DIRECTIONS.
Copy the data precisely, character for character, and leave out every picture.

(Figure collection entries)
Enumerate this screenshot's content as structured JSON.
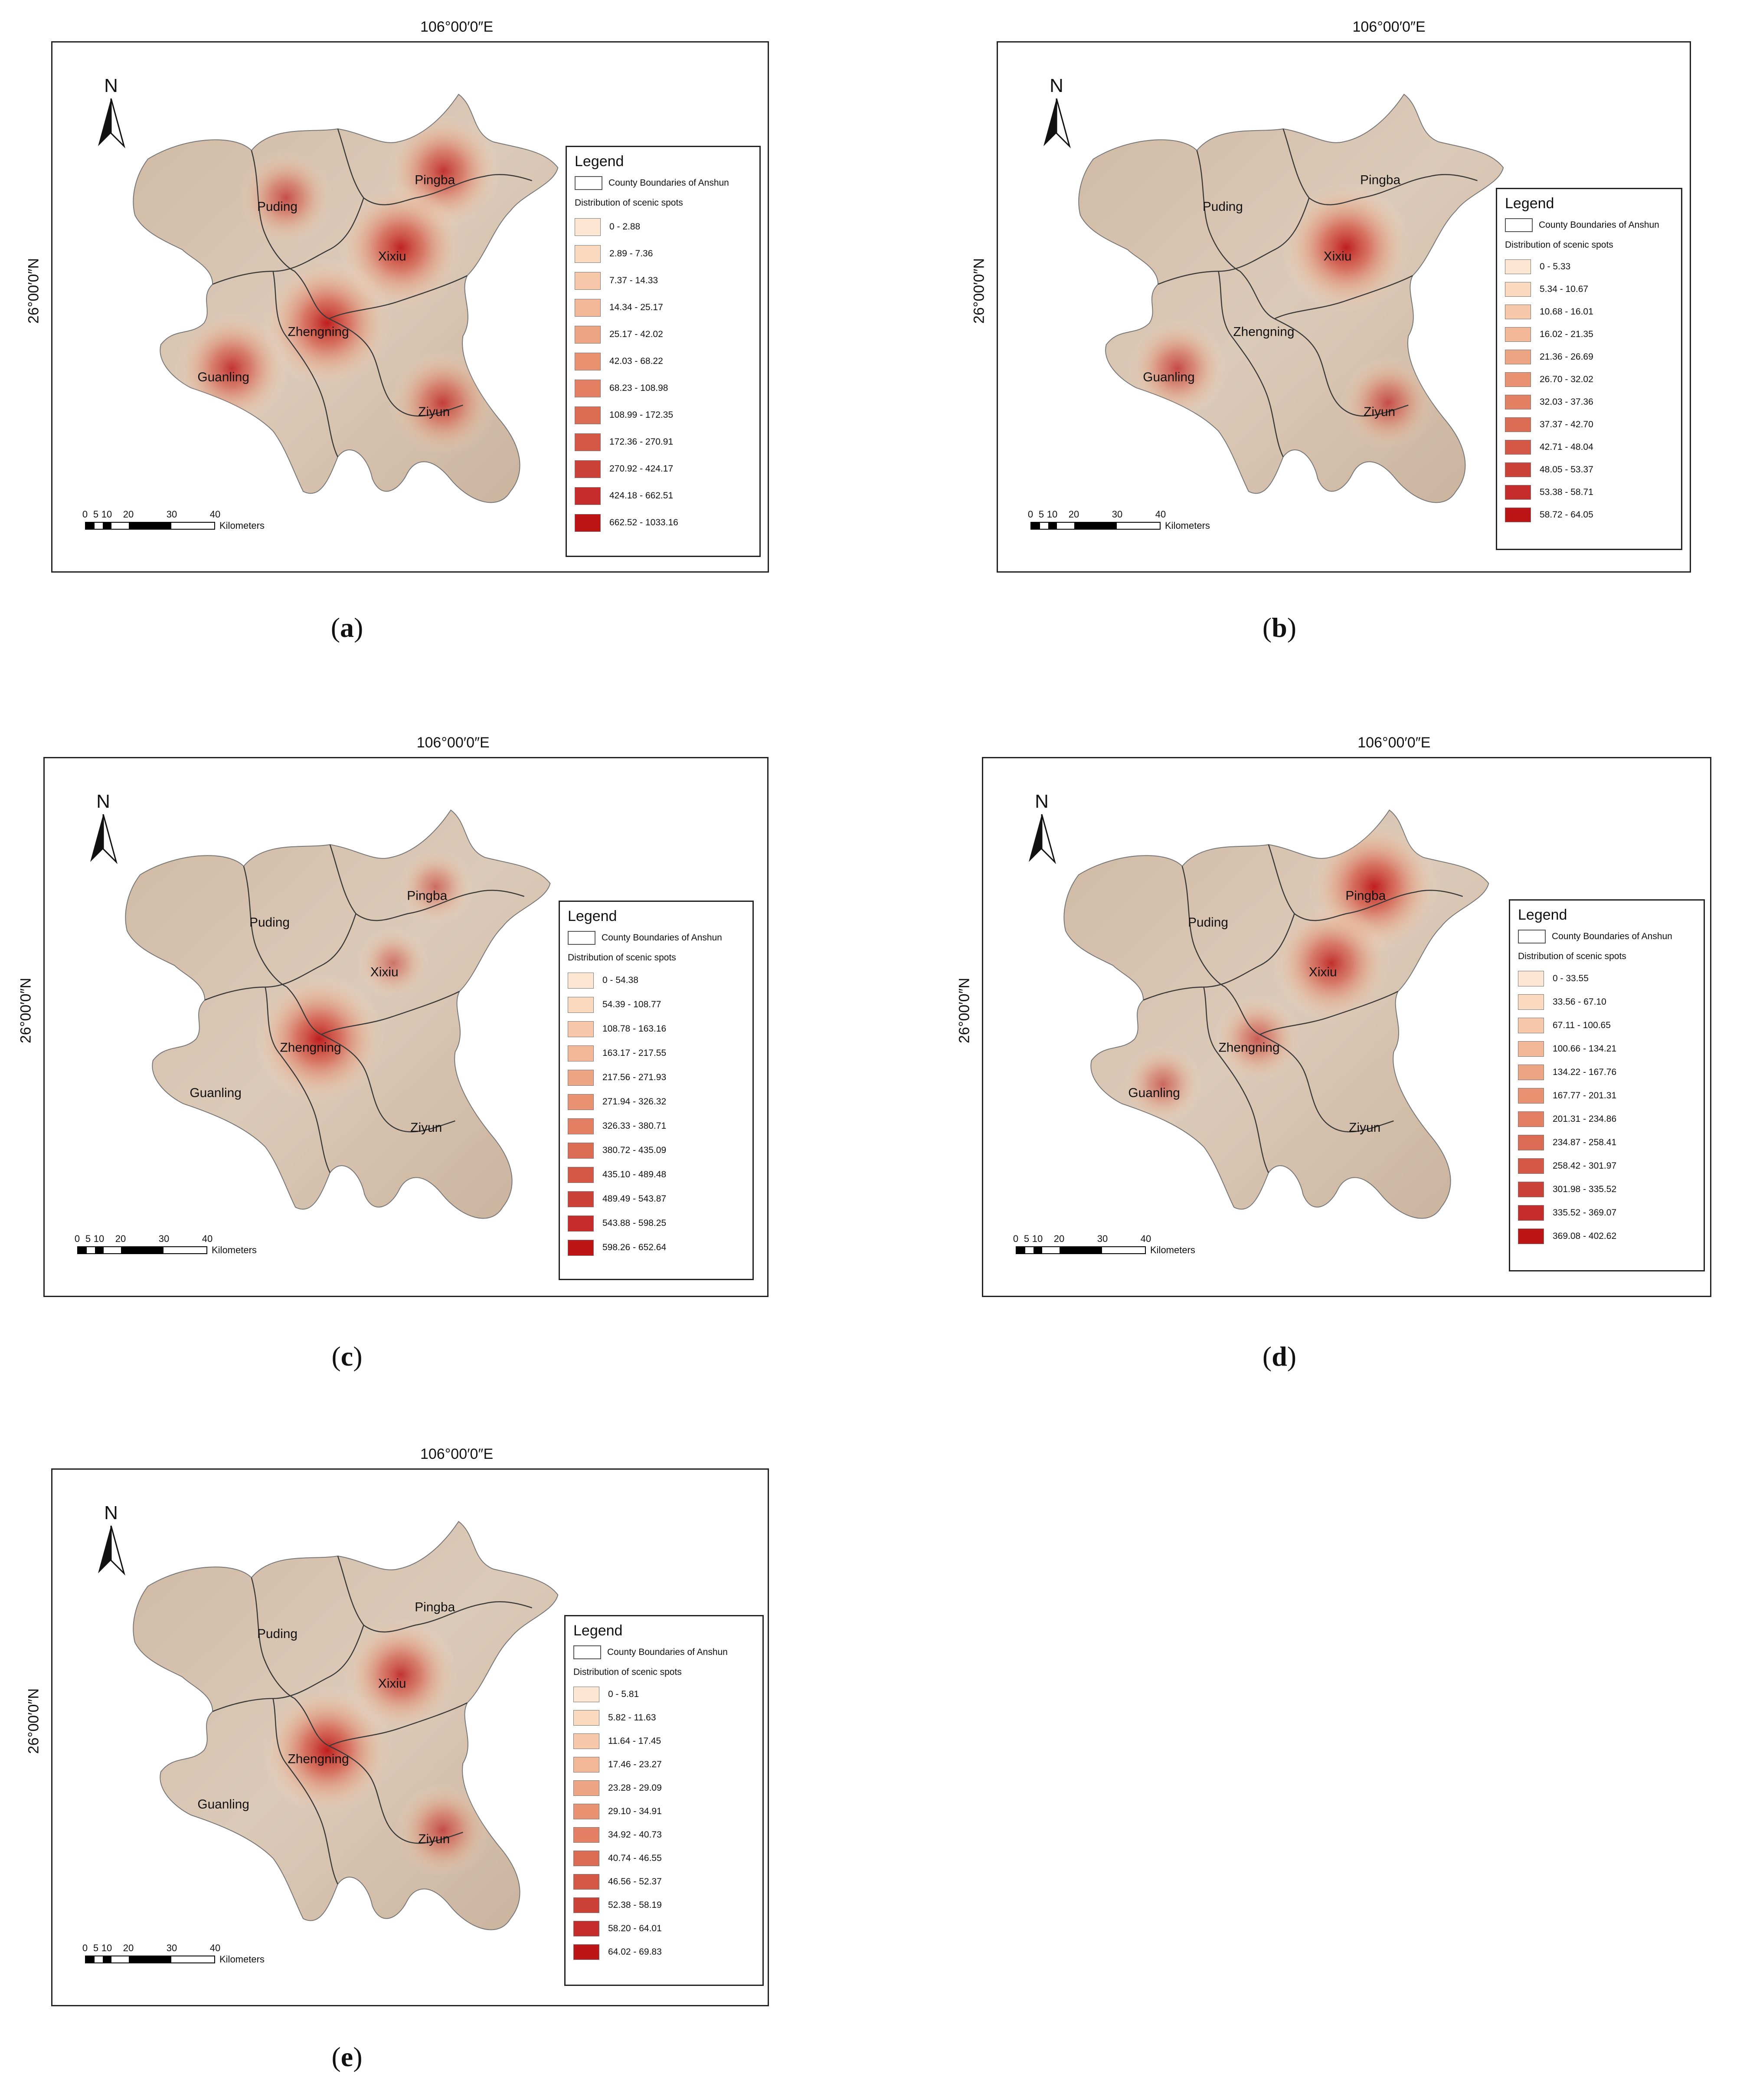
{
  "figure": {
    "top_coord": "106°00′0″E",
    "left_coord": "26°00′0″N",
    "legend_title": "Legend",
    "boundary_label": "County Boundaries of Anshun",
    "distribution_label": "Distribution of scenic spots",
    "north_label": "N",
    "scale_numbers": [
      "0",
      "5",
      "10",
      "20",
      "30",
      "40"
    ],
    "scale_unit": "Kilometers",
    "counties": [
      "Puding",
      "Pingba",
      "Xixiu",
      "Zhengning",
      "Guanling",
      "Ziyun"
    ]
  },
  "panels": [
    {
      "id": "a",
      "caption": "a",
      "classes": [
        "0 - 2.88",
        "2.89 - 7.36",
        "7.37 - 14.33",
        "14.34 - 25.17",
        "25.17 - 42.02",
        "42.03 - 68.22",
        "68.23 - 108.98",
        "108.99 - 172.35",
        "172.36 - 270.91",
        "270.92 - 424.17",
        "424.18 - 662.51",
        "662.52 - 1033.16"
      ],
      "hotspots": [
        {
          "near": "Pingba",
          "intensity": 0.8
        },
        {
          "near": "Xixiu",
          "intensity": 0.95
        },
        {
          "near": "Zhengning",
          "intensity": 1.0
        },
        {
          "near": "Guanling",
          "intensity": 0.8
        },
        {
          "near": "Puding",
          "intensity": 0.55
        },
        {
          "near": "Ziyun",
          "intensity": 0.7
        }
      ]
    },
    {
      "id": "b",
      "caption": "b",
      "classes": [
        "0 - 5.33",
        "5.34 - 10.67",
        "10.68 - 16.01",
        "16.02 - 21.35",
        "21.36 - 26.69",
        "26.70 - 32.02",
        "32.03 - 37.36",
        "37.37 - 42.70",
        "42.71 - 48.04",
        "48.05 - 53.37",
        "53.38 - 58.71",
        "58.72 - 64.05"
      ],
      "hotspots": [
        {
          "near": "Xixiu",
          "intensity": 1.0
        },
        {
          "near": "Guanling",
          "intensity": 0.6
        },
        {
          "near": "Ziyun",
          "intensity": 0.55
        }
      ]
    },
    {
      "id": "c",
      "caption": "c",
      "classes": [
        "0 - 54.38",
        "54.39 - 108.77",
        "108.78 - 163.16",
        "163.17 - 217.55",
        "217.56 - 271.93",
        "271.94 - 326.32",
        "326.33 - 380.71",
        "380.72 - 435.09",
        "435.10 - 489.48",
        "489.49 - 543.87",
        "543.88 - 598.25",
        "598.26 - 652.64"
      ],
      "hotspots": [
        {
          "near": "Zhengning",
          "intensity": 1.0
        },
        {
          "near": "Pingba",
          "intensity": 0.3
        },
        {
          "near": "Xixiu",
          "intensity": 0.25
        }
      ]
    },
    {
      "id": "d",
      "caption": "d",
      "classes": [
        "0 - 33.55",
        "33.56 - 67.10",
        "67.11 - 100.65",
        "100.66 - 134.21",
        "134.22 - 167.76",
        "167.77 - 201.31",
        "201.31 - 234.86",
        "234.87 - 258.41",
        "258.42 - 301.97",
        "301.98 - 335.52",
        "335.52 - 369.07",
        "369.08 - 402.62"
      ],
      "hotspots": [
        {
          "near": "Pingba",
          "intensity": 1.0
        },
        {
          "near": "Xixiu",
          "intensity": 0.85
        },
        {
          "near": "Zhengning",
          "intensity": 0.45
        },
        {
          "near": "Guanling",
          "intensity": 0.35
        }
      ]
    },
    {
      "id": "e",
      "caption": "e",
      "classes": [
        "0 - 5.81",
        "5.82 - 11.63",
        "11.64 - 17.45",
        "17.46 - 23.27",
        "23.28 - 29.09",
        "29.10 - 34.91",
        "34.92 - 40.73",
        "40.74 - 46.55",
        "46.56 - 52.37",
        "52.38 - 58.19",
        "58.20 - 64.01",
        "64.02 - 69.83"
      ],
      "hotspots": [
        {
          "near": "Zhengning",
          "intensity": 1.0
        },
        {
          "near": "Xixiu",
          "intensity": 0.8
        },
        {
          "near": "Ziyun",
          "intensity": 0.55
        }
      ]
    }
  ],
  "colors": {
    "class_ramp": [
      "#fde6d2",
      "#fbd9bf",
      "#f7c9aa",
      "#f3b898",
      "#eea584",
      "#e99272",
      "#e37f62",
      "#dc6b53",
      "#d55745",
      "#cd4238",
      "#c52c2b",
      "#bd1515"
    ],
    "terrain": "#d7c3af",
    "boundary": "#3a3a3a"
  }
}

TASK RESULT.
Enumerate this screenshot's content as structured JSON.
{
  "figure": {
    "top_coord": "106°00′0″E",
    "left_coord": "26°00′0″N",
    "legend_title": "Legend",
    "boundary_label": "County Boundaries of Anshun",
    "distribution_label": "Distribution of scenic spots",
    "north_label": "N",
    "scale_numbers": [
      "0",
      "5",
      "10",
      "20",
      "30",
      "40"
    ],
    "scale_unit": "Kilometers",
    "counties": [
      "Puding",
      "Pingba",
      "Xixiu",
      "Zhengning",
      "Guanling",
      "Ziyun"
    ]
  },
  "panels": [
    {
      "id": "a",
      "caption": "a",
      "classes": [
        "0 - 2.88",
        "2.89 - 7.36",
        "7.37 - 14.33",
        "14.34 - 25.17",
        "25.17 - 42.02",
        "42.03 - 68.22",
        "68.23 - 108.98",
        "108.99 - 172.35",
        "172.36 - 270.91",
        "270.92 - 424.17",
        "424.18 - 662.51",
        "662.52 - 1033.16"
      ],
      "hotspots": [
        {
          "near": "Pingba",
          "intensity": 0.8
        },
        {
          "near": "Xixiu",
          "intensity": 0.95
        },
        {
          "near": "Zhengning",
          "intensity": 1.0
        },
        {
          "near": "Guanling",
          "intensity": 0.8
        },
        {
          "near": "Puding",
          "intensity": 0.55
        },
        {
          "near": "Ziyun",
          "intensity": 0.7
        }
      ]
    },
    {
      "id": "b",
      "caption": "b",
      "classes": [
        "0 - 5.33",
        "5.34 - 10.67",
        "10.68 - 16.01",
        "16.02 - 21.35",
        "21.36 - 26.69",
        "26.70 - 32.02",
        "32.03 - 37.36",
        "37.37 - 42.70",
        "42.71 - 48.04",
        "48.05 - 53.37",
        "53.38 - 58.71",
        "58.72 - 64.05"
      ],
      "hotspots": [
        {
          "near": "Xixiu",
          "intensity": 1.0
        },
        {
          "near": "Guanling",
          "intensity": 0.6
        },
        {
          "near": "Ziyun",
          "intensity": 0.55
        }
      ]
    },
    {
      "id": "c",
      "caption": "c",
      "classes": [
        "0 - 54.38",
        "54.39 - 108.77",
        "108.78 - 163.16",
        "163.17 - 217.55",
        "217.56 - 271.93",
        "271.94 - 326.32",
        "326.33 - 380.71",
        "380.72 - 435.09",
        "435.10 - 489.48",
        "489.49 - 543.87",
        "543.88 - 598.25",
        "598.26 - 652.64"
      ],
      "hotspots": [
        {
          "near": "Zhengning",
          "intensity": 1.0
        },
        {
          "near": "Pingba",
          "intensity": 0.3
        },
        {
          "near": "Xixiu",
          "intensity": 0.25
        }
      ]
    },
    {
      "id": "d",
      "caption": "d",
      "classes": [
        "0 - 33.55",
        "33.56 - 67.10",
        "67.11 - 100.65",
        "100.66 - 134.21",
        "134.22 - 167.76",
        "167.77 - 201.31",
        "201.31 - 234.86",
        "234.87 - 258.41",
        "258.42 - 301.97",
        "301.98 - 335.52",
        "335.52 - 369.07",
        "369.08 - 402.62"
      ],
      "hotspots": [
        {
          "near": "Pingba",
          "intensity": 1.0
        },
        {
          "near": "Xixiu",
          "intensity": 0.85
        },
        {
          "near": "Zhengning",
          "intensity": 0.45
        },
        {
          "near": "Guanling",
          "intensity": 0.35
        }
      ]
    },
    {
      "id": "e",
      "caption": "e",
      "classes": [
        "0 - 5.81",
        "5.82 - 11.63",
        "11.64 - 17.45",
        "17.46 - 23.27",
        "23.28 - 29.09",
        "29.10 - 34.91",
        "34.92 - 40.73",
        "40.74 - 46.55",
        "46.56 - 52.37",
        "52.38 - 58.19",
        "58.20 - 64.01",
        "64.02 - 69.83"
      ],
      "hotspots": [
        {
          "near": "Zhengning",
          "intensity": 1.0
        },
        {
          "near": "Xixiu",
          "intensity": 0.8
        },
        {
          "near": "Ziyun",
          "intensity": 0.55
        }
      ]
    }
  ],
  "colors": {
    "class_ramp": [
      "#fde6d2",
      "#fbd9bf",
      "#f7c9aa",
      "#f3b898",
      "#eea584",
      "#e99272",
      "#e37f62",
      "#dc6b53",
      "#d55745",
      "#cd4238",
      "#c52c2b",
      "#bd1515"
    ],
    "terrain": "#d7c3af",
    "boundary": "#3a3a3a"
  }
}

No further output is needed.